> **WHAT YOU NEED TO DO**:
Pick out each line containing the string "wird".

> **ROWS**:
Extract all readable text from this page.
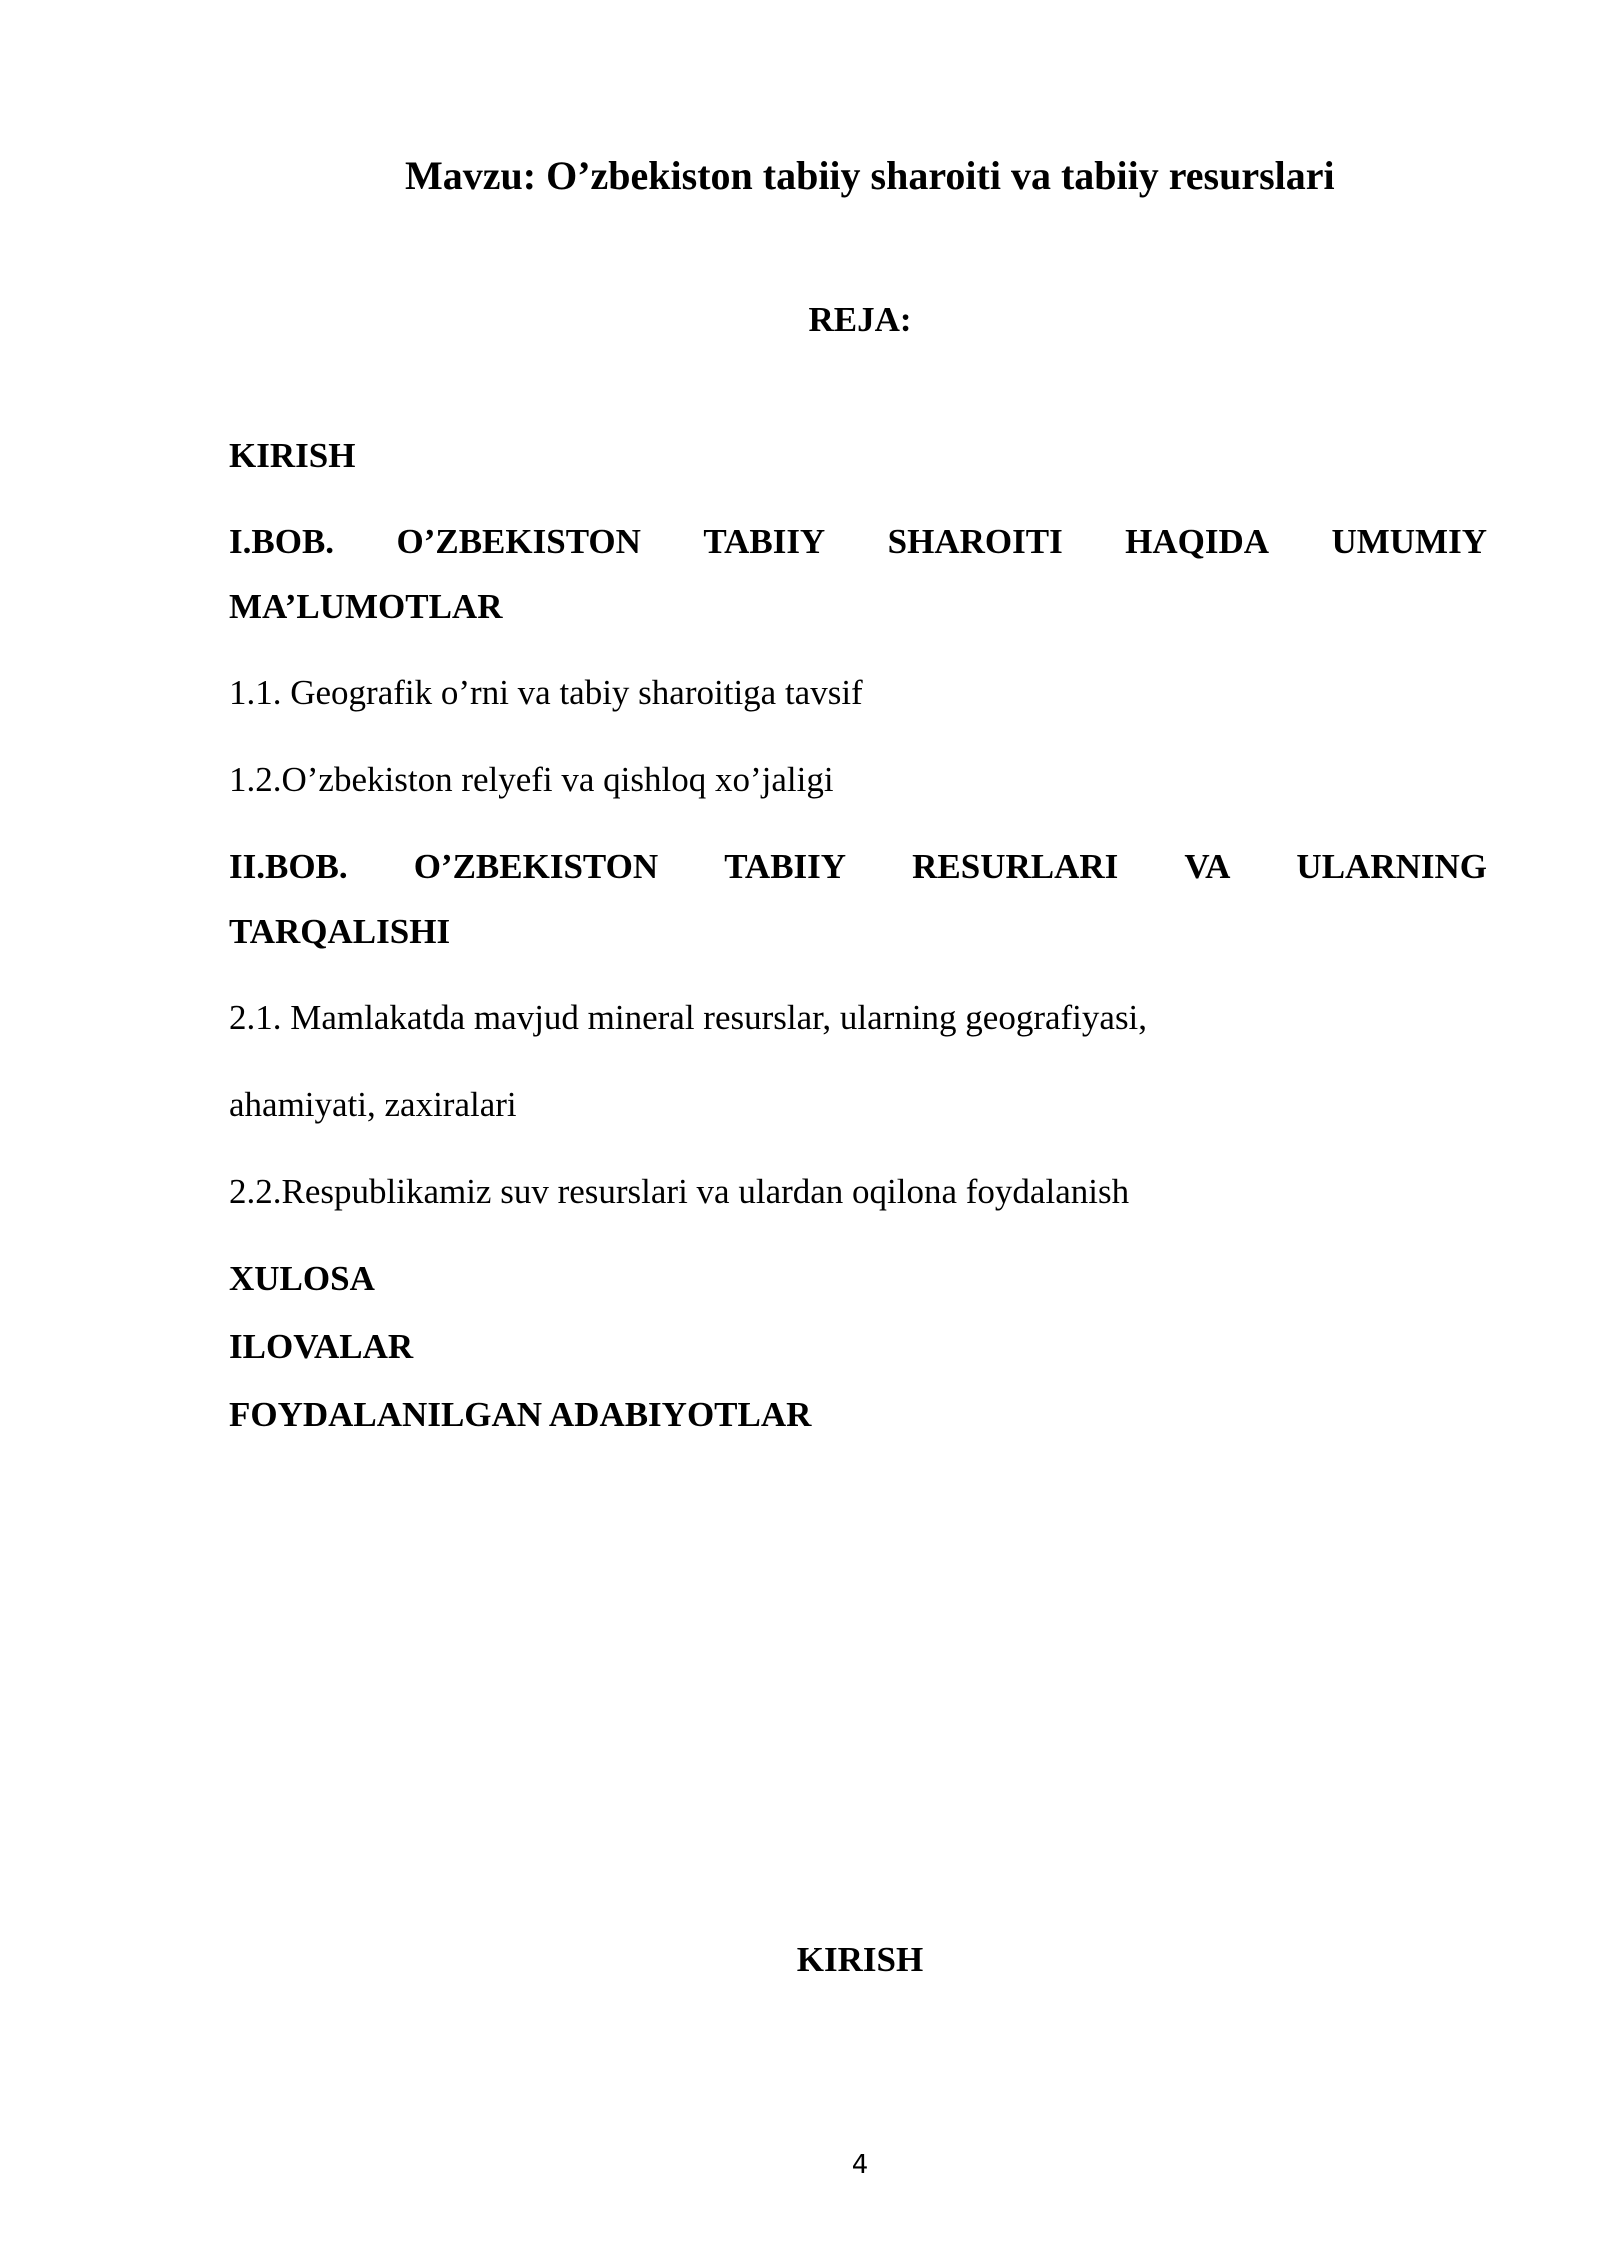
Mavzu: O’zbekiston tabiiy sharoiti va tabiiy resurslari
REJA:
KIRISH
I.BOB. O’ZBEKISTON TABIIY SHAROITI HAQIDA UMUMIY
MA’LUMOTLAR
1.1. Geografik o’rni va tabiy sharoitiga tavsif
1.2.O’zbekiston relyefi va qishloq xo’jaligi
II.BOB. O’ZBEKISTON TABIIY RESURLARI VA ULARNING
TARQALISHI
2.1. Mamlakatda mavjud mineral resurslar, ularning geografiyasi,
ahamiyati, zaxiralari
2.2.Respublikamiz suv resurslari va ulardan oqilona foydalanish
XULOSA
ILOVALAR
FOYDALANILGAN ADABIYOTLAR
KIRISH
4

...

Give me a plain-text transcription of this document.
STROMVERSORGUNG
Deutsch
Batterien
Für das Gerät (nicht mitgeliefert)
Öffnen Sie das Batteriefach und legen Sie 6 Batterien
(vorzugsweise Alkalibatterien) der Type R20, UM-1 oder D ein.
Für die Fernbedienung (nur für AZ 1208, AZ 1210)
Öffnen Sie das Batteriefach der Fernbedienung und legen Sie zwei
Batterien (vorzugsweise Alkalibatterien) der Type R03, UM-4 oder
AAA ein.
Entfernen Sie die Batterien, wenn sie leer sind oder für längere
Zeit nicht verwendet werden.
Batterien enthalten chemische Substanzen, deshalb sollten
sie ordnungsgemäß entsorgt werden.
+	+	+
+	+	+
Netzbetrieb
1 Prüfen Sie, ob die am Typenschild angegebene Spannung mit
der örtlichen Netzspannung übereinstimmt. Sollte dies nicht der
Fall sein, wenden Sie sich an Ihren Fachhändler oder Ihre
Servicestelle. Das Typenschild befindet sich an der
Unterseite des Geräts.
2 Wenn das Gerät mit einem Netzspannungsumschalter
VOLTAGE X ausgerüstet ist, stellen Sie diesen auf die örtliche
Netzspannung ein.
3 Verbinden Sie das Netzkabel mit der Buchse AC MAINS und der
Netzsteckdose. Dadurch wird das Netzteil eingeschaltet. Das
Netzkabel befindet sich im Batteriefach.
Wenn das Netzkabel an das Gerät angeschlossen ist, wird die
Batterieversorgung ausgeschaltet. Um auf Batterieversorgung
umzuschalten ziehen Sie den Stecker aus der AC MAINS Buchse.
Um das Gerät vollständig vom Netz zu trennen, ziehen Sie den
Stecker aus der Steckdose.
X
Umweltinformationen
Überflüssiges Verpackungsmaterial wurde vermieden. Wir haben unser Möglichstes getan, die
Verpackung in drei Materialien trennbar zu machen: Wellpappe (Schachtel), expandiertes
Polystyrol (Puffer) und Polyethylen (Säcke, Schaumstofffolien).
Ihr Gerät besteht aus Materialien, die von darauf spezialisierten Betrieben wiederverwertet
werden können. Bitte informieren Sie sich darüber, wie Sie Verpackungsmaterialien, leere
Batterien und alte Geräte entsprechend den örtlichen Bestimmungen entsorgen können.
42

> **OUTPUT**:
Netzsteckdose. Dadurch wird das Netzteil eingeschaltet. Das
Wenn das Netzkabel an das Gerät angeschlossen ist, wird die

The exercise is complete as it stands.